### [What is needed]
Check each line of the listing, and copy it if it contains the word "properties".

### [Provided entries]
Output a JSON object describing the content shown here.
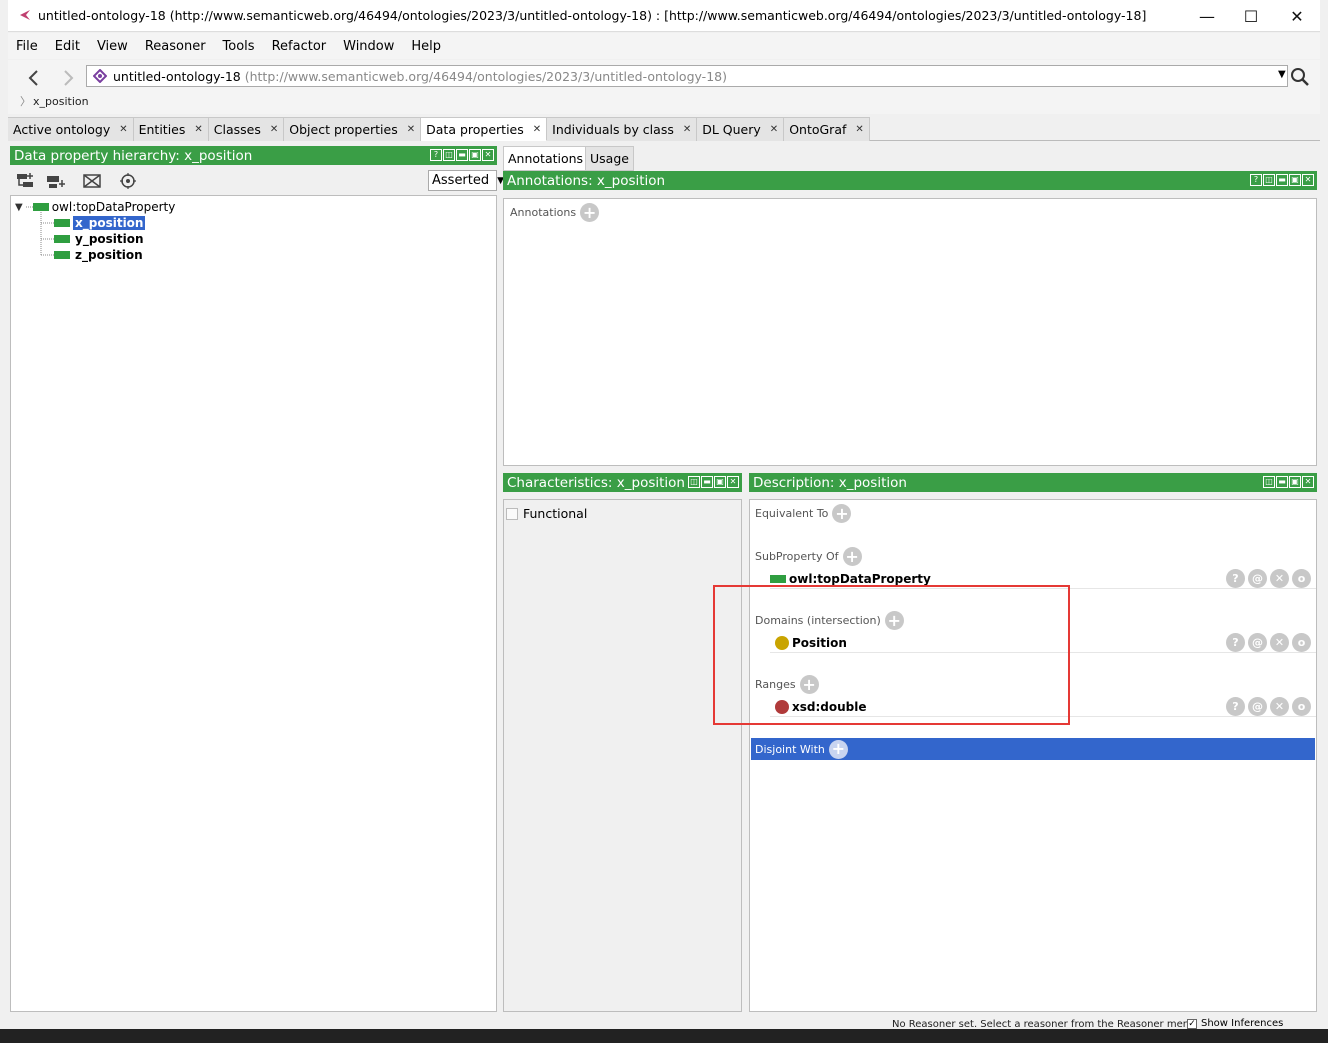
{
  "window": {
    "title": "untitled-ontology-18 (http://www.semanticweb.org/46494/ontologies/2023/3/untitled-ontology-18)  : [http://www.semanticweb.org/46494/ontologies/2023/3/untitled-ontology-18]",
    "minimize": "—",
    "maximize": "☐",
    "close": "✕"
  },
  "menu": [
    "File",
    "Edit",
    "View",
    "Reasoner",
    "Tools",
    "Refactor",
    "Window",
    "Help"
  ],
  "nav": {
    "ontology_name": "untitled-ontology-18",
    "ontology_uri": "(http://www.semanticweb.org/46494/ontologies/2023/3/untitled-ontology-18)",
    "breadcrumb": "x_position"
  },
  "tabs": [
    {
      "label": "Active ontology",
      "close": "✕"
    },
    {
      "label": "Entities",
      "close": "✕"
    },
    {
      "label": "Classes",
      "close": "✕"
    },
    {
      "label": "Object properties",
      "close": "✕"
    },
    {
      "label": "Data properties",
      "close": "✕"
    },
    {
      "label": "Individuals by class",
      "close": "✕"
    },
    {
      "label": "DL Query",
      "close": "✕"
    },
    {
      "label": "OntoGraf",
      "close": "✕"
    }
  ],
  "hierarchy": {
    "header": "Data property hierarchy: x_position",
    "mode": "Asserted",
    "root": "owl:topDataProperty",
    "children": [
      "x_position",
      "y_position",
      "z_position"
    ]
  },
  "right_tabs": [
    "Annotations",
    "Usage"
  ],
  "annotations": {
    "header": "Annotations: x_position",
    "label": "Annotations"
  },
  "characteristics": {
    "header": "Characteristics: x_position",
    "functional": "Functional"
  },
  "description": {
    "header": "Description: x_position",
    "equivalent_to": "Equivalent To",
    "subproperty_of": "SubProperty Of",
    "subproperty_value": "owl:topDataProperty",
    "domains": "Domains (intersection)",
    "domain_value": "Position",
    "ranges": "Ranges",
    "range_value": "xsd:double",
    "disjoint_with": "Disjoint With"
  },
  "row_buttons": [
    "?",
    "@",
    "✕",
    "o"
  ],
  "panel_buttons": [
    "?",
    "◫",
    "▬",
    "▣",
    "✕"
  ],
  "status": {
    "text": "No Reasoner set. Select a reasoner from the Reasoner menu",
    "show_inferences": "Show Inferences"
  },
  "colors": {
    "header_green": "#3a9e46",
    "selection_blue": "#3366cc",
    "highlight_red": "#e53935",
    "class_dot": "#c9a400",
    "datatype_dot": "#b03a3a"
  }
}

### [Response to this task]
      "label": "Object properties",
      "label": "Data properties",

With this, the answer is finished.